*What you should do:* Rewrite the items from the start through the line containing "- series-line: [78, 217, 532, 220]", changing "y-tick-label" to "vertical-tick-label" and leaving everything else as it is.

*Data to use:*

•••

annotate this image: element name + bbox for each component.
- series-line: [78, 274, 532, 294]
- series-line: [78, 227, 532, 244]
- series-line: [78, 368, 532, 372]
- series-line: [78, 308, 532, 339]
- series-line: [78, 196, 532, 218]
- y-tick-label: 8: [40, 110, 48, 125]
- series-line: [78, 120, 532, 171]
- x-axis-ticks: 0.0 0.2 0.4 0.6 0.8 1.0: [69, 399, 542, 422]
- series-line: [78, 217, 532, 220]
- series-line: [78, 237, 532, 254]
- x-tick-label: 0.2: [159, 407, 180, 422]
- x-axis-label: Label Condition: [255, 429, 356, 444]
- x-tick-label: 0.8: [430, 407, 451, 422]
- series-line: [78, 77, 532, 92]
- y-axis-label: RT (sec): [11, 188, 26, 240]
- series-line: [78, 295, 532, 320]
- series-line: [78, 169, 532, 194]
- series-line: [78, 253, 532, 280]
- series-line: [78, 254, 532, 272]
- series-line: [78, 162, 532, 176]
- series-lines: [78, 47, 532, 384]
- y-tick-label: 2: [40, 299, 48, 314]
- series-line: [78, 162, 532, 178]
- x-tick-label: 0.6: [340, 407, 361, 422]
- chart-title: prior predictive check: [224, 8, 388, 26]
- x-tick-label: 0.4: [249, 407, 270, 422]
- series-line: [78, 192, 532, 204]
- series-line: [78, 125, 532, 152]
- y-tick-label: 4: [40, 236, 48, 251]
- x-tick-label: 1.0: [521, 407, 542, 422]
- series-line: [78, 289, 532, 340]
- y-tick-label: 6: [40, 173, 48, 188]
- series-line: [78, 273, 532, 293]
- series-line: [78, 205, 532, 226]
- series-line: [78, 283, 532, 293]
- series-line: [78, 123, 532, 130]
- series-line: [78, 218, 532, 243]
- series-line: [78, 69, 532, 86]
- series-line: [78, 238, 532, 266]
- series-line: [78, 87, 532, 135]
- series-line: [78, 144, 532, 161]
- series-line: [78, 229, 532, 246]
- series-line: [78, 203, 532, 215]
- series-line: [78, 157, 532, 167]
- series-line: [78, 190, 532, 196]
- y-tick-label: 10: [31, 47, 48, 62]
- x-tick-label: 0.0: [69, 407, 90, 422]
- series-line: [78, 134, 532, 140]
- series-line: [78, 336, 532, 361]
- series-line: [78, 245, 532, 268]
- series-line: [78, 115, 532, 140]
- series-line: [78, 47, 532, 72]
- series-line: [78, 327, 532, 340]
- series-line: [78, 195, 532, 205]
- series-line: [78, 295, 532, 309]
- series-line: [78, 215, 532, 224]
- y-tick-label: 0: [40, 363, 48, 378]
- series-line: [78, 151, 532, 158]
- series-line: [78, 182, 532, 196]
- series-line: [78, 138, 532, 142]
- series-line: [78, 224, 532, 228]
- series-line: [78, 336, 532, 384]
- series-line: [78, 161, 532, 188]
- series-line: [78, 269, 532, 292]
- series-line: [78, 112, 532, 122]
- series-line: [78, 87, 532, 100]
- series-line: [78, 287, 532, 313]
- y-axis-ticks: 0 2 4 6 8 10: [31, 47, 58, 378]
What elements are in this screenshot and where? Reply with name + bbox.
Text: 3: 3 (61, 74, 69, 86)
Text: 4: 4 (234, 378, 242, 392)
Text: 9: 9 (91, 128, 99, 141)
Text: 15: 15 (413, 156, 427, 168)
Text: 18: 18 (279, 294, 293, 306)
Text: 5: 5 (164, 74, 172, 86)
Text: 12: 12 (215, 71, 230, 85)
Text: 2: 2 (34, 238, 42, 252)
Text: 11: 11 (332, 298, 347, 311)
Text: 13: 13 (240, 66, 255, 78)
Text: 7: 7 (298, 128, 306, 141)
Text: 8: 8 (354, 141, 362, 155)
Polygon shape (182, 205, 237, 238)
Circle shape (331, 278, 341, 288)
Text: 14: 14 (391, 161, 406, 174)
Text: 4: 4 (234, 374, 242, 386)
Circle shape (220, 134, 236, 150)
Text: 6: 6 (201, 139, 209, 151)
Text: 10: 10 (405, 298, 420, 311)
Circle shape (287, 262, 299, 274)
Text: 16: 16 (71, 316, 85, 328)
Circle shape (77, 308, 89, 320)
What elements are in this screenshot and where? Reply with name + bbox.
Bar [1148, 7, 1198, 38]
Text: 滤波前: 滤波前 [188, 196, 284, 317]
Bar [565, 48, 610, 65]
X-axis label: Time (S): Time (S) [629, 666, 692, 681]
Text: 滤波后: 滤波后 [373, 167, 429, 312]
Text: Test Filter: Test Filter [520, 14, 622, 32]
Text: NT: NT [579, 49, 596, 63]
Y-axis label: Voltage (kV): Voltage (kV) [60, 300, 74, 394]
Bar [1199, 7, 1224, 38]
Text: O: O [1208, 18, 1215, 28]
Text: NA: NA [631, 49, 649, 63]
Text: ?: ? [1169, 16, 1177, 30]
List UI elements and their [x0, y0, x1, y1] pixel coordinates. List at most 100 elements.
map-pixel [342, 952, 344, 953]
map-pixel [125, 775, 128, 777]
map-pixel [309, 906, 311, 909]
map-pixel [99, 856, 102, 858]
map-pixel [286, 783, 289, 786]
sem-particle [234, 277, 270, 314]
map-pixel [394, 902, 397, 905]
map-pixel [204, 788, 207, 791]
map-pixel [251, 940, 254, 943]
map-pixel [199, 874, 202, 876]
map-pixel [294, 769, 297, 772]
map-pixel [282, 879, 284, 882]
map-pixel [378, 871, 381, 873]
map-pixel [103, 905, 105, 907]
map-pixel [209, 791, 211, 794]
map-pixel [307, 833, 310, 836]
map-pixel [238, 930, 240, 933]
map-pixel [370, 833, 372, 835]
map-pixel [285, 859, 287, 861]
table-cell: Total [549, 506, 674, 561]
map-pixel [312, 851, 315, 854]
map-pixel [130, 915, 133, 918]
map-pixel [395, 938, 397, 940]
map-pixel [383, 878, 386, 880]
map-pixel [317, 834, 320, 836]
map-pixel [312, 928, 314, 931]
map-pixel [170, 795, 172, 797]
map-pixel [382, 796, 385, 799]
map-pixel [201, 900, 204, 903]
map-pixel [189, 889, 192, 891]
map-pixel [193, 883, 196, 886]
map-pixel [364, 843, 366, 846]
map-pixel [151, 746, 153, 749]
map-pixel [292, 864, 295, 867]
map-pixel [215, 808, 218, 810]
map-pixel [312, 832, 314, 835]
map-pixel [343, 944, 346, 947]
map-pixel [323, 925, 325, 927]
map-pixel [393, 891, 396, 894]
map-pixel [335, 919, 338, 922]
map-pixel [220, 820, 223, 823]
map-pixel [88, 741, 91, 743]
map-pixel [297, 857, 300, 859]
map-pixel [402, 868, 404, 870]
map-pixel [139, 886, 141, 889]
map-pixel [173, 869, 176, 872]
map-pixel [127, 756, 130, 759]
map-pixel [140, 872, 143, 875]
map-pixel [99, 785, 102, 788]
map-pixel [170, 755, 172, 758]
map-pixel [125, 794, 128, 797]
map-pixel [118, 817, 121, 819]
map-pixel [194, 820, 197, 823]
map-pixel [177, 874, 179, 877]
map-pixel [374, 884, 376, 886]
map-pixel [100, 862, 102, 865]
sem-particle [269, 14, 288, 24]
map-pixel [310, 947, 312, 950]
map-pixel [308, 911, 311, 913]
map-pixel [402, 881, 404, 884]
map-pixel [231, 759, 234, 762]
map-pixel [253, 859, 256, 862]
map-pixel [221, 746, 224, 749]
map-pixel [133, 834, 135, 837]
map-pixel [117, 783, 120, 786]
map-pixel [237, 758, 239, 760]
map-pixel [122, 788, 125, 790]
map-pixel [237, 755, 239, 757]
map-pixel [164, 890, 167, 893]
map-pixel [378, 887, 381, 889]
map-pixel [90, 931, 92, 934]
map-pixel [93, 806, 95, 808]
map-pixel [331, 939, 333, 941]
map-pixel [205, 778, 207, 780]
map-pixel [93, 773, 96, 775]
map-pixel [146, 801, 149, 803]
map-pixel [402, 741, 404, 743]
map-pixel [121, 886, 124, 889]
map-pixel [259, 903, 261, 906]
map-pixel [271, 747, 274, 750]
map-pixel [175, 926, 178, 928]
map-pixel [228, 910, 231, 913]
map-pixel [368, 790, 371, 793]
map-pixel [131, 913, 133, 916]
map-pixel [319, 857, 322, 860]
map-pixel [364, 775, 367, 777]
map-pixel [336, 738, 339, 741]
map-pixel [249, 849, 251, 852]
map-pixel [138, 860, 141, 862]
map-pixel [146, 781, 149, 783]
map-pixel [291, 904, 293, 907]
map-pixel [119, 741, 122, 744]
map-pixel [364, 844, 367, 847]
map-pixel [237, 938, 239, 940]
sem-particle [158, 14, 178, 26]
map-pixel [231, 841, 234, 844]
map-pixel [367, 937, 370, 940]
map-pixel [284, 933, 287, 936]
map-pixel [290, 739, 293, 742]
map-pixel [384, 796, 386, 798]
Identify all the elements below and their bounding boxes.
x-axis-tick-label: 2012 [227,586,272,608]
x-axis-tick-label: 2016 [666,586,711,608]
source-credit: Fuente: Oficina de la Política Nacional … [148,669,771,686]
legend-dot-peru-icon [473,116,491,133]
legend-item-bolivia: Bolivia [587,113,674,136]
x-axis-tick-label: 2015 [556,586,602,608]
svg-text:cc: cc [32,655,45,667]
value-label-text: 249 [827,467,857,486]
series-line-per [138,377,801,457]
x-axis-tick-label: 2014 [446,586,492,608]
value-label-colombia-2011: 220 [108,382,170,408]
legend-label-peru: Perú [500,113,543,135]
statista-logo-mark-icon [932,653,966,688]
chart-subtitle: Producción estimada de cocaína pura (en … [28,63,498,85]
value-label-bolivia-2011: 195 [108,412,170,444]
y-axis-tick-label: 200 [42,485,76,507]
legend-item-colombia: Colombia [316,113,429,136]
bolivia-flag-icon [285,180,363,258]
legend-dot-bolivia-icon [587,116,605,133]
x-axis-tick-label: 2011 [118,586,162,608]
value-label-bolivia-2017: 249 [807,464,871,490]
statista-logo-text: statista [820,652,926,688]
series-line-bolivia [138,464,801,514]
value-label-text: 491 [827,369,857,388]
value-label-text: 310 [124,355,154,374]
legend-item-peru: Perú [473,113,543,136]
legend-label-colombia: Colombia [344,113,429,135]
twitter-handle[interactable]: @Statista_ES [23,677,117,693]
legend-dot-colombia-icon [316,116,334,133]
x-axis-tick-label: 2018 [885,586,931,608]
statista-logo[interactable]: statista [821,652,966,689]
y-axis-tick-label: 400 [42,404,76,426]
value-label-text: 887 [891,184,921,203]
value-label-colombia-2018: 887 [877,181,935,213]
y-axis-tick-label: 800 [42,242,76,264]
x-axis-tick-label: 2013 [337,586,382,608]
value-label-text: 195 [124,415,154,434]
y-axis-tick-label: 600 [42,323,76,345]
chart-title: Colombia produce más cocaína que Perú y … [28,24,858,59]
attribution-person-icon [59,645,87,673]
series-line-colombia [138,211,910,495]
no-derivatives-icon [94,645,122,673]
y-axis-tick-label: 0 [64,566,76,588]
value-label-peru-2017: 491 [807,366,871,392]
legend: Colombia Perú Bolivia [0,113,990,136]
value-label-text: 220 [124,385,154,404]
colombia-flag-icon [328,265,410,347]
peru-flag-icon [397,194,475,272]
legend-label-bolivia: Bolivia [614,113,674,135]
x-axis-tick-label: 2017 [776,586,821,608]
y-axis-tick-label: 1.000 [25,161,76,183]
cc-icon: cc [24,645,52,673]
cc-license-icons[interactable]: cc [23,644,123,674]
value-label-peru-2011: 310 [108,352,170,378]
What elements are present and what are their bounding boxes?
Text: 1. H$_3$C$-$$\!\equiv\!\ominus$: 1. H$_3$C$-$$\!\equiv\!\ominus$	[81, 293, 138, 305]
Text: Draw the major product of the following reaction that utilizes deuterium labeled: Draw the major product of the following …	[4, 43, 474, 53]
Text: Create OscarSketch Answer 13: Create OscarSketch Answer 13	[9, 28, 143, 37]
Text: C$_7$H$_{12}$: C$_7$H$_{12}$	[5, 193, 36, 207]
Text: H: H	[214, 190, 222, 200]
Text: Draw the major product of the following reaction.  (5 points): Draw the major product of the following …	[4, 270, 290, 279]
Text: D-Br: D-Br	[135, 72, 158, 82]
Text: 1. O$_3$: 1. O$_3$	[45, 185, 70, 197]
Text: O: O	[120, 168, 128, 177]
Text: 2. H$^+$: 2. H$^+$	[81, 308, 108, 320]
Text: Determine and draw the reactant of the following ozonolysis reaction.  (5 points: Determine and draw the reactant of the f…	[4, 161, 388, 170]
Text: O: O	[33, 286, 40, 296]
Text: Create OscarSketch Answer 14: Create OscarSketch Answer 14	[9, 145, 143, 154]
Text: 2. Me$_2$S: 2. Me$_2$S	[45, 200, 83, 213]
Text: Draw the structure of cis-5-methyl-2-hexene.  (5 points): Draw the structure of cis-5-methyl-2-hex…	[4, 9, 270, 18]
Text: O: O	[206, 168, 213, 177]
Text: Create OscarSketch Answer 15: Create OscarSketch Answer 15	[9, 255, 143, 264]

•••

*Completed task:*
annotate this image: element name + bbox for each component.
- series-line: [78, 274, 532, 294]
- series-line: [78, 227, 532, 244]
- series-line: [78, 368, 532, 372]
- series-line: [78, 308, 532, 339]
- series-line: [78, 196, 532, 218]
- vertical-tick-label: 8: [40, 110, 48, 125]
- series-line: [78, 120, 532, 171]
- x-axis-ticks: 0.0 0.2 0.4 0.6 0.8 1.0: [69, 399, 542, 422]
- series-line: [78, 217, 532, 220]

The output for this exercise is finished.